[BEGIN]

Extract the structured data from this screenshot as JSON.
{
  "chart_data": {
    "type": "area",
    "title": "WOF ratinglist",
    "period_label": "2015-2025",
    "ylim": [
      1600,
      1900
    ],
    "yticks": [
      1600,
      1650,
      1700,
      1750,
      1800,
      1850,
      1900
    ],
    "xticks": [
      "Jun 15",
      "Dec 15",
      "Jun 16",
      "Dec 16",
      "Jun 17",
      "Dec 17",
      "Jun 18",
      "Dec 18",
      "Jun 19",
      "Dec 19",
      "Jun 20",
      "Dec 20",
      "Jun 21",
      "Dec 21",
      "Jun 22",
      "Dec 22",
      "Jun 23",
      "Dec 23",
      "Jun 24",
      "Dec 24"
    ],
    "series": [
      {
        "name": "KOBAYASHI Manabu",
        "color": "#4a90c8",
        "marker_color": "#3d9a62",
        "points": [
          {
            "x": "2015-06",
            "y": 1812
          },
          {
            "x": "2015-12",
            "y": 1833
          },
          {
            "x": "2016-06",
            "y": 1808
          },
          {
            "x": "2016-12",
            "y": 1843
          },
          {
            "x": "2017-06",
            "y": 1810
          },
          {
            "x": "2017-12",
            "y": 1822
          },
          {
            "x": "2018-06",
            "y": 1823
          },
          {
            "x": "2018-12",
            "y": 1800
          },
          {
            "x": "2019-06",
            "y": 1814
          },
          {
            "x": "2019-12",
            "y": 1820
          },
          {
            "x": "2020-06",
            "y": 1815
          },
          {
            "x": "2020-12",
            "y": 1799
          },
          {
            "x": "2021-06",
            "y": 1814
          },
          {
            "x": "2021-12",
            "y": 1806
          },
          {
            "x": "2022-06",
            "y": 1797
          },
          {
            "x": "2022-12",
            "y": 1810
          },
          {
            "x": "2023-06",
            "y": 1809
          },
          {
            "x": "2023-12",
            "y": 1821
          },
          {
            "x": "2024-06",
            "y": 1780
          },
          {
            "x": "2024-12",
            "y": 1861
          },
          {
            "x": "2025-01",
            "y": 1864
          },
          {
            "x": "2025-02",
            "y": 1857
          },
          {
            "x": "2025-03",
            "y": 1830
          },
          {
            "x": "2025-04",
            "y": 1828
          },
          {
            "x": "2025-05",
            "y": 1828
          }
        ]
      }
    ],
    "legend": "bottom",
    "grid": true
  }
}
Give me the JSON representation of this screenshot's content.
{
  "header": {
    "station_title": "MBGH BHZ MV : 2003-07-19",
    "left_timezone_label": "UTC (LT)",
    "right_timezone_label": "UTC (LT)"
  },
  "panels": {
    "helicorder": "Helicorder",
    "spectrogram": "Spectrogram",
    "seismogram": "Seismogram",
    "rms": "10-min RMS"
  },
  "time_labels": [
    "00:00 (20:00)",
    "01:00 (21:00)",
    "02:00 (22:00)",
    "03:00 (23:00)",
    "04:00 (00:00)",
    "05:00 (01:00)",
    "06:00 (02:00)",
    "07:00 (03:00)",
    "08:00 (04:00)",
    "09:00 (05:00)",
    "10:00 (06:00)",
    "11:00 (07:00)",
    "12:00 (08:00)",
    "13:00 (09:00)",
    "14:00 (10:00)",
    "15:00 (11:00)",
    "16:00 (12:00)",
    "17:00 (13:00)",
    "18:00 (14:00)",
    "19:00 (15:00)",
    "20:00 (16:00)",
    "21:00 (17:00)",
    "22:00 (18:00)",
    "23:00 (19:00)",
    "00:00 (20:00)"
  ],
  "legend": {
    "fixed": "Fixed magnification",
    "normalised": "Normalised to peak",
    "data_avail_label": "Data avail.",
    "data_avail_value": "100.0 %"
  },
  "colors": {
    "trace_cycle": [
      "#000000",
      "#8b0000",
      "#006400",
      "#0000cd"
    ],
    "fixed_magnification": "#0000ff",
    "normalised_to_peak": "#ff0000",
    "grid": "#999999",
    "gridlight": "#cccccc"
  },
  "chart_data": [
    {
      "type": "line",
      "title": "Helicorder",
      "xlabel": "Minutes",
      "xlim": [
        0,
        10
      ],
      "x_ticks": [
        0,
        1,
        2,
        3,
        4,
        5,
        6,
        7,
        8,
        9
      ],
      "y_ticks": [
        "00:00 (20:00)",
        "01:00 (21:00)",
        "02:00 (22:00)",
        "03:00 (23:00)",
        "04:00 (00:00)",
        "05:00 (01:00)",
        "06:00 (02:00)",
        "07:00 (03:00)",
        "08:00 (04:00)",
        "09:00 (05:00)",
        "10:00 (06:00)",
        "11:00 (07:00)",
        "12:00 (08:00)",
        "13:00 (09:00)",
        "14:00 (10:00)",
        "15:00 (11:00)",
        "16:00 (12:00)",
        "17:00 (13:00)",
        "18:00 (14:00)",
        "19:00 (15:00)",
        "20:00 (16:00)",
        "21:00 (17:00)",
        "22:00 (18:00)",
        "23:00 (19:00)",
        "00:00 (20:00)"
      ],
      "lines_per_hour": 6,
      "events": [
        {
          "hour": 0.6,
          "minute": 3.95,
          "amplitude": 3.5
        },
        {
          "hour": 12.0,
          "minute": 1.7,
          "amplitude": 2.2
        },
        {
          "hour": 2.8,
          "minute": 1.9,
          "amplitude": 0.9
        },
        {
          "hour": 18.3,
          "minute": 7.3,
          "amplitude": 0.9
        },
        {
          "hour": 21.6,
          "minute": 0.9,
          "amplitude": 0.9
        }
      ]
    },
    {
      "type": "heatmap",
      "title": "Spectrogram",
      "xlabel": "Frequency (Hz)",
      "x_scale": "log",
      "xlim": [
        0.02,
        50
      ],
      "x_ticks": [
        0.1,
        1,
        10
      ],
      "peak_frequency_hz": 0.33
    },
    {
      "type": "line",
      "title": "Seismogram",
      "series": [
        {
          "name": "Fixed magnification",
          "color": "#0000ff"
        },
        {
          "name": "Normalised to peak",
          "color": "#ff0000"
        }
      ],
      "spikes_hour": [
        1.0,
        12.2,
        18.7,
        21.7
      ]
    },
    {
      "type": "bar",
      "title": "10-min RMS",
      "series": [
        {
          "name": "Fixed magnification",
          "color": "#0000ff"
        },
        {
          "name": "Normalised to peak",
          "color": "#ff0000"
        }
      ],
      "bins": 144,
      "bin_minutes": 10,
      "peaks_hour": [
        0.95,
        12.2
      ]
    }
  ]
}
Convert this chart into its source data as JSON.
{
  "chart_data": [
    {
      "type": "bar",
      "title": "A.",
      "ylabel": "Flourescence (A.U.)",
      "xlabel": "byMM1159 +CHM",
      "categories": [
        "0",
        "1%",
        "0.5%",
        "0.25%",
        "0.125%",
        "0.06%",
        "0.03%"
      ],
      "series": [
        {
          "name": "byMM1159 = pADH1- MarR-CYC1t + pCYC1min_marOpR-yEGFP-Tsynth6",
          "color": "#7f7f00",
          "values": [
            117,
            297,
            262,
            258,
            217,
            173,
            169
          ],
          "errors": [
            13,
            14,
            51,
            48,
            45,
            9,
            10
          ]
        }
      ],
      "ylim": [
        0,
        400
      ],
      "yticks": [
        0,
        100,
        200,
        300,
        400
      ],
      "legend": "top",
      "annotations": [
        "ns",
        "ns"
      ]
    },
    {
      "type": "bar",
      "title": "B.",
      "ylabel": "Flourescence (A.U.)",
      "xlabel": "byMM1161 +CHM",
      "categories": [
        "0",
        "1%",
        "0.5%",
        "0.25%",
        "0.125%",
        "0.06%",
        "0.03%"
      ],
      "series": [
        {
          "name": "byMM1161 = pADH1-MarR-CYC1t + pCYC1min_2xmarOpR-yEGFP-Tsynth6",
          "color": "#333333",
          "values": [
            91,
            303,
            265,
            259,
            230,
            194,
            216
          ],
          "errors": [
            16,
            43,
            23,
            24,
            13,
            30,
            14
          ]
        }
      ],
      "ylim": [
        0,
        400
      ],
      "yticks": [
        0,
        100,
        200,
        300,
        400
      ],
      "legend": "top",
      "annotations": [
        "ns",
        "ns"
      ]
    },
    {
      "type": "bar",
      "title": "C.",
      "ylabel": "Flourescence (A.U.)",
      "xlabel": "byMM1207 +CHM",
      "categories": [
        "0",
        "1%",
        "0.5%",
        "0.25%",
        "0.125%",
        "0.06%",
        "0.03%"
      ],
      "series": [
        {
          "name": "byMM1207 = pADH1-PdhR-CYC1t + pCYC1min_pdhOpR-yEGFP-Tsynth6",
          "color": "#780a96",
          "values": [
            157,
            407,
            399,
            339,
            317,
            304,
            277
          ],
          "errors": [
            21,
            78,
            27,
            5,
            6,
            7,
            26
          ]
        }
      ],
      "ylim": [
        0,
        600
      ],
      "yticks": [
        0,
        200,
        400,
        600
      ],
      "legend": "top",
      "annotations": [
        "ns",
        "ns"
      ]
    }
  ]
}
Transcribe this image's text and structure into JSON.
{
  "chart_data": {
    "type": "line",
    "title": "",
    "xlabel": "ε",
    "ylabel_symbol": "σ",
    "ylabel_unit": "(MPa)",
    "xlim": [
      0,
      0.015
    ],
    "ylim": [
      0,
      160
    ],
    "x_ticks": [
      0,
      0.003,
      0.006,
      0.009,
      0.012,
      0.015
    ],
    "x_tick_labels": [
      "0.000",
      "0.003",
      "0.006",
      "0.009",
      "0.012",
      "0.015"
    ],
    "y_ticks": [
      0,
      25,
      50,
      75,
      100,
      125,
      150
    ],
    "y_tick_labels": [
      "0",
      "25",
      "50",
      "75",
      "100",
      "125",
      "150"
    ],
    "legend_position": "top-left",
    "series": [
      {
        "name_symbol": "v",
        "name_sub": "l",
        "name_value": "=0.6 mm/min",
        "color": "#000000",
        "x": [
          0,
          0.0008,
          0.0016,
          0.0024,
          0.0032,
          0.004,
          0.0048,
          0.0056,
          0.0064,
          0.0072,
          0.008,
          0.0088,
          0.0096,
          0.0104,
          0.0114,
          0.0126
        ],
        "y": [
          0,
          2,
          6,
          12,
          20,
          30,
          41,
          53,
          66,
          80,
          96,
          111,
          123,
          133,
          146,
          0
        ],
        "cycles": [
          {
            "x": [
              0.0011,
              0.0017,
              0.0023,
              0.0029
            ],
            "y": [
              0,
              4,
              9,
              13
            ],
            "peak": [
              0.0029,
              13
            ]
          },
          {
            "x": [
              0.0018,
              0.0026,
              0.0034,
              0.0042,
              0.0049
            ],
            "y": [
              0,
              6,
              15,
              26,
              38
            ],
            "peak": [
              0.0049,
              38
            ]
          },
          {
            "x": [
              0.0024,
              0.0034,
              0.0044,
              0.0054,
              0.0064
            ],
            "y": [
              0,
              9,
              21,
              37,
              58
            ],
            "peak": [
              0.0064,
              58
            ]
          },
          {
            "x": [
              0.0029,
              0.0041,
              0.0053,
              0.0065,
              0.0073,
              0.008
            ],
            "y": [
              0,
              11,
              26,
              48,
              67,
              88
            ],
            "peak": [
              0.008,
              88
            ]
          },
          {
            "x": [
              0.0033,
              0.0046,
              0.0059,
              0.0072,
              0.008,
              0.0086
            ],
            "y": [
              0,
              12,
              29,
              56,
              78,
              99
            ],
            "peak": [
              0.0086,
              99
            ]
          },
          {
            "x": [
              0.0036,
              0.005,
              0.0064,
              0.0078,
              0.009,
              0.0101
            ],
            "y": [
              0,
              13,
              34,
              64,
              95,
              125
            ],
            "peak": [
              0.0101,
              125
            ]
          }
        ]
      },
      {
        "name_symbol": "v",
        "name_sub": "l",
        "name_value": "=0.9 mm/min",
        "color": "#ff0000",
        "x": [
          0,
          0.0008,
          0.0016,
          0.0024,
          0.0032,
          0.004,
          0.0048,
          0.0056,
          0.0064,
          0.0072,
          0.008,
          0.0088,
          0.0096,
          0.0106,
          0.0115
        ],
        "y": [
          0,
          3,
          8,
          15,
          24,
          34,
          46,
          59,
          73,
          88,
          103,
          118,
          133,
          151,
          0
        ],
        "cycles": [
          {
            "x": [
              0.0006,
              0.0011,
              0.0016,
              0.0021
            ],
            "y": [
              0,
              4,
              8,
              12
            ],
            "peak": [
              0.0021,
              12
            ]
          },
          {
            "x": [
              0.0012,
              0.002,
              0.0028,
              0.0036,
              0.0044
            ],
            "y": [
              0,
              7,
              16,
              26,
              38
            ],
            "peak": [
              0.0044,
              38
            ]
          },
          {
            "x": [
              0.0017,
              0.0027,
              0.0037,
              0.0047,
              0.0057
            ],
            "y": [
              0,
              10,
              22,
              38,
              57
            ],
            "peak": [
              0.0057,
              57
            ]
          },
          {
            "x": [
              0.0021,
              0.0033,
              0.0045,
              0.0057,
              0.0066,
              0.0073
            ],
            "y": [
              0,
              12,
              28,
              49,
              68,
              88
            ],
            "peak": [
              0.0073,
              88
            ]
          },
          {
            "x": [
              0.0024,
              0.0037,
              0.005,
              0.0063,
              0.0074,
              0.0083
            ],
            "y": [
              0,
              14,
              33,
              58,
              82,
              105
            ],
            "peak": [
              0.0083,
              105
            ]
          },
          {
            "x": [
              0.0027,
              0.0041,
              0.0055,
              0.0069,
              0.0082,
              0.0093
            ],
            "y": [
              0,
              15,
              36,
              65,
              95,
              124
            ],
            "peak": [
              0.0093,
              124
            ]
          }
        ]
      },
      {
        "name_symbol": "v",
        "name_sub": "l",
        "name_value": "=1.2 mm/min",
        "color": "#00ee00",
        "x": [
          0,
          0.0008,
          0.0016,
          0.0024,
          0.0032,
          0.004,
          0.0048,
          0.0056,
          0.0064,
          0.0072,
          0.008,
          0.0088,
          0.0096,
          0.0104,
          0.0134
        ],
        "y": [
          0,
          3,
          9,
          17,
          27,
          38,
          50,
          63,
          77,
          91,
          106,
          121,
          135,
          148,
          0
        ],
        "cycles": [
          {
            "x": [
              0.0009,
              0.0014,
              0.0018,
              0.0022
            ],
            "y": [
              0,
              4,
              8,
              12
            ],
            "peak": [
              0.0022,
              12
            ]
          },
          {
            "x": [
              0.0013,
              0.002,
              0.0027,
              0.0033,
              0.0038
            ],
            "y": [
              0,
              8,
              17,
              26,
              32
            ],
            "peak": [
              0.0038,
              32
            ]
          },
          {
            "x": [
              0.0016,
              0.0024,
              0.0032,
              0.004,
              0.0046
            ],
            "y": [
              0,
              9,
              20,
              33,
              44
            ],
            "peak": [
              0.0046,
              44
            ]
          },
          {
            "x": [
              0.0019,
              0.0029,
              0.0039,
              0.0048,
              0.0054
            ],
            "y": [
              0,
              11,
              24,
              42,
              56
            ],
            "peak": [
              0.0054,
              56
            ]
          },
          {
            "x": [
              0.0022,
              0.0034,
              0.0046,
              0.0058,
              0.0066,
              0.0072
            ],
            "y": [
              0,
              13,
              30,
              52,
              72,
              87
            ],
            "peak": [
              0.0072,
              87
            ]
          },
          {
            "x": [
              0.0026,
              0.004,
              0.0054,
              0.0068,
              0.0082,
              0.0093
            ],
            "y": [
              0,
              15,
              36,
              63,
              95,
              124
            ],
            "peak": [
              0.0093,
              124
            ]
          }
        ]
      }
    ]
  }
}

[END]

# What you have to do:
From the entries above, extract each line containing "this".

# Worked solution:
Extract the structured data from this screenshot as JSON.
Give me the JSON representation of this screenshot's content.
Convert this chart into its source data as JSON.
Transcribe this image's text and structure into JSON.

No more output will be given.